Records from a collection of figures:
==*==

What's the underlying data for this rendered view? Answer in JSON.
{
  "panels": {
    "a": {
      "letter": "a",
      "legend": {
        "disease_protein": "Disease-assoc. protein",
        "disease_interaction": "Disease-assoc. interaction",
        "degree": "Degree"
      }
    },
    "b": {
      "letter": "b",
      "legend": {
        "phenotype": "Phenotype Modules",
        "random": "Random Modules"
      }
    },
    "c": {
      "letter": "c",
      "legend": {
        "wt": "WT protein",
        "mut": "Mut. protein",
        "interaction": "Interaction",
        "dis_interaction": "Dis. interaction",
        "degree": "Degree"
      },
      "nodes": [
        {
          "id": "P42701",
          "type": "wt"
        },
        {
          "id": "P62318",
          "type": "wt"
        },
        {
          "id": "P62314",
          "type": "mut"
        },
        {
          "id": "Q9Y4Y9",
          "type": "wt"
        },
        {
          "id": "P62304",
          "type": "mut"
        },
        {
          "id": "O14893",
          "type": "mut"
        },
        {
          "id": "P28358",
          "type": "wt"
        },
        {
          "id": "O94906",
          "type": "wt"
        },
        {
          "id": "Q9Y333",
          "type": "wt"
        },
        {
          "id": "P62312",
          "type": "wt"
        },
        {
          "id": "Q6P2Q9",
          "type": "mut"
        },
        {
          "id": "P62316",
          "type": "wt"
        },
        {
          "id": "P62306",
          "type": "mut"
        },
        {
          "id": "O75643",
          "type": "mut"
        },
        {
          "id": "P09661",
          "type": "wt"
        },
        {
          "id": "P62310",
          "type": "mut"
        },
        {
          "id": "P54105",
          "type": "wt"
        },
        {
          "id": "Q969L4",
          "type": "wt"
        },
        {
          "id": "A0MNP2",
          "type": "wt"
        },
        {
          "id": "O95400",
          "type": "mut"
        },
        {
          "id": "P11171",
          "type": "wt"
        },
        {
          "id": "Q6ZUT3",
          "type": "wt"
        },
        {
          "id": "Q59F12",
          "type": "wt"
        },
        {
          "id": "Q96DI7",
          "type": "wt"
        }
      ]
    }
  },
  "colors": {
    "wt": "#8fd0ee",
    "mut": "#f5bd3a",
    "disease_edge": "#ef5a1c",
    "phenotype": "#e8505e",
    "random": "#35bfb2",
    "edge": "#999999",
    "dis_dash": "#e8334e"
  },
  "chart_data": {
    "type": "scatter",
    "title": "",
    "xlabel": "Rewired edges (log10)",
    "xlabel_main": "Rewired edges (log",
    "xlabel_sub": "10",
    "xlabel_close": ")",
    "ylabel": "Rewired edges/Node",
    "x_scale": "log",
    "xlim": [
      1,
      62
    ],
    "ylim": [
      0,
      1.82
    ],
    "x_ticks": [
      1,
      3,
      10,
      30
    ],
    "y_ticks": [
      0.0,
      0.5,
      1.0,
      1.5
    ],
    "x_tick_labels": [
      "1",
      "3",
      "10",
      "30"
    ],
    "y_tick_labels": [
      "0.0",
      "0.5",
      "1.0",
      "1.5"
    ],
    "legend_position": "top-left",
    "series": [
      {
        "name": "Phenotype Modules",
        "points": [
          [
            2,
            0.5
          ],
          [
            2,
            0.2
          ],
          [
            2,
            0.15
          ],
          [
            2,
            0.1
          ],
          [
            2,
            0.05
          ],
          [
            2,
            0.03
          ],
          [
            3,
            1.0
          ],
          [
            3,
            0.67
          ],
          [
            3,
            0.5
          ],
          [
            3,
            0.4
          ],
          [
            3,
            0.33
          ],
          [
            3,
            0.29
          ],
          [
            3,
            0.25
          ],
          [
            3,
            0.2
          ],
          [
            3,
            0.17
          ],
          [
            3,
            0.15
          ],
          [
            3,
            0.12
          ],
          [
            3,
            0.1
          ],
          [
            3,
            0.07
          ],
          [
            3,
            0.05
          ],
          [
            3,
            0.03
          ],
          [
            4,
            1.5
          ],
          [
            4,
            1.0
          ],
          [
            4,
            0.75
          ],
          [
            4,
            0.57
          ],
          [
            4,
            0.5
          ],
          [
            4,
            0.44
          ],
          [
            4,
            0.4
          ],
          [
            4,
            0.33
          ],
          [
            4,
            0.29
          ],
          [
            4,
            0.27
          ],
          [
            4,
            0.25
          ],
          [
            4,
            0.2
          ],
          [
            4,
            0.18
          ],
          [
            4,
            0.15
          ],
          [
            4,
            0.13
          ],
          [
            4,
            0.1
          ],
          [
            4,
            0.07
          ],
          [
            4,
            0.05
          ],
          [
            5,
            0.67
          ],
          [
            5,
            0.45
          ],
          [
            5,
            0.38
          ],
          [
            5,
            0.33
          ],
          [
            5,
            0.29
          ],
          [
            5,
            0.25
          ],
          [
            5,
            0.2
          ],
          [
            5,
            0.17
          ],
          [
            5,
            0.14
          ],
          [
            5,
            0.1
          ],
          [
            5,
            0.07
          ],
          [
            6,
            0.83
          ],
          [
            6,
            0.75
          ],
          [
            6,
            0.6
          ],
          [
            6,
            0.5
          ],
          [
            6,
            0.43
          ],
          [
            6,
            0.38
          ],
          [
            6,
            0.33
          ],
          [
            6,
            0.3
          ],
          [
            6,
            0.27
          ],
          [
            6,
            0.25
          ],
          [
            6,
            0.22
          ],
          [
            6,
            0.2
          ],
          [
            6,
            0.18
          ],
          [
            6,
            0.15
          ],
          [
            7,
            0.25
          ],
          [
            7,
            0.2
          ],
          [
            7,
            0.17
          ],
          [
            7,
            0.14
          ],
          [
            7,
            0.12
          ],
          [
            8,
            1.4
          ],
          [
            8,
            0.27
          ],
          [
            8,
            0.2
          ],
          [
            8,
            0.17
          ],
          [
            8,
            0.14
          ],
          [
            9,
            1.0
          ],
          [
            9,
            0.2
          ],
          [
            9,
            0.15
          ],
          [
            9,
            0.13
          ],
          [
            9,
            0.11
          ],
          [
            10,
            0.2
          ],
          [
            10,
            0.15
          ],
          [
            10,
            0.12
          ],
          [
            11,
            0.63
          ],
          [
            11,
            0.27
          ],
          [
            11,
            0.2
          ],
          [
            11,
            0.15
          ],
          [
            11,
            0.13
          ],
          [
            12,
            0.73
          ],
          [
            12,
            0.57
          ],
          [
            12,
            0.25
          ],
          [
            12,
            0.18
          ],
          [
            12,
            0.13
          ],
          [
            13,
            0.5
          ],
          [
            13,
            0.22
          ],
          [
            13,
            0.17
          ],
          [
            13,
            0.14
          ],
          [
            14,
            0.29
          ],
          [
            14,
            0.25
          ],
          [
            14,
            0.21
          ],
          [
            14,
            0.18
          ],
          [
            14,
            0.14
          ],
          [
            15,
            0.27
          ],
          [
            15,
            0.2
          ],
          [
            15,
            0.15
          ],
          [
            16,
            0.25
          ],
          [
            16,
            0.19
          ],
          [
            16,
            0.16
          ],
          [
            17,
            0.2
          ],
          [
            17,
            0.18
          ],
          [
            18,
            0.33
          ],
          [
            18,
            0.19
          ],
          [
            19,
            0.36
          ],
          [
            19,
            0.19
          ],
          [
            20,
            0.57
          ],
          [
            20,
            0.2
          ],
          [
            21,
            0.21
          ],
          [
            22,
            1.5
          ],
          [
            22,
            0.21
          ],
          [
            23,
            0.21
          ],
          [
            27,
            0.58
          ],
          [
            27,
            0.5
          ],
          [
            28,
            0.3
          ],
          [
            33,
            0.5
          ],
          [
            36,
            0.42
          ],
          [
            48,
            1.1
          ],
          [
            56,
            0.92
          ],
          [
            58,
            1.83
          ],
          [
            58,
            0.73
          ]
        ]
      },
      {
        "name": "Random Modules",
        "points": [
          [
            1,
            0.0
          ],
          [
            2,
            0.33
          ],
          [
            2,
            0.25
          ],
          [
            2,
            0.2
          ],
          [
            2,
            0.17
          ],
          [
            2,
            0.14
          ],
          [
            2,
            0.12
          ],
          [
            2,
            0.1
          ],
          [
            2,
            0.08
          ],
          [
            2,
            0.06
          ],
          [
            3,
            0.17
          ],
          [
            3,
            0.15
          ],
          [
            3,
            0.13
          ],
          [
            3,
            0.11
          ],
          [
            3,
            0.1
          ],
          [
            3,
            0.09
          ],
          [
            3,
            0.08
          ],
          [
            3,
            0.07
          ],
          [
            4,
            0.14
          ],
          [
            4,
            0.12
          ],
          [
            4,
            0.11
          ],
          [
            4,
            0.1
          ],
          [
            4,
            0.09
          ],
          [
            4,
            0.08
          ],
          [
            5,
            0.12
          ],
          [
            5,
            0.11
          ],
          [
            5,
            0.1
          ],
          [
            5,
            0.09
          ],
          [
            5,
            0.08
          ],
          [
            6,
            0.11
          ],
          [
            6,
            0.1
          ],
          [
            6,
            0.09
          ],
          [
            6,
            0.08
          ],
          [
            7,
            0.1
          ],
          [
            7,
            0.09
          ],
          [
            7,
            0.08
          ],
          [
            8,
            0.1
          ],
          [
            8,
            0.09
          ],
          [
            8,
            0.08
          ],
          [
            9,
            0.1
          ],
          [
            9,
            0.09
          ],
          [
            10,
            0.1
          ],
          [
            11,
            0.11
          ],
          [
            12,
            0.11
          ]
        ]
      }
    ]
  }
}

==*==

■ Work to be completed ■
Go through the records above and return every line that holds the string "Modules".

■ Written response ■
        "phenotype": "Phenotype Modules",
        "random": "Random Modules"
        "name": "Phenotype Modules",
        "name": "Random Modules",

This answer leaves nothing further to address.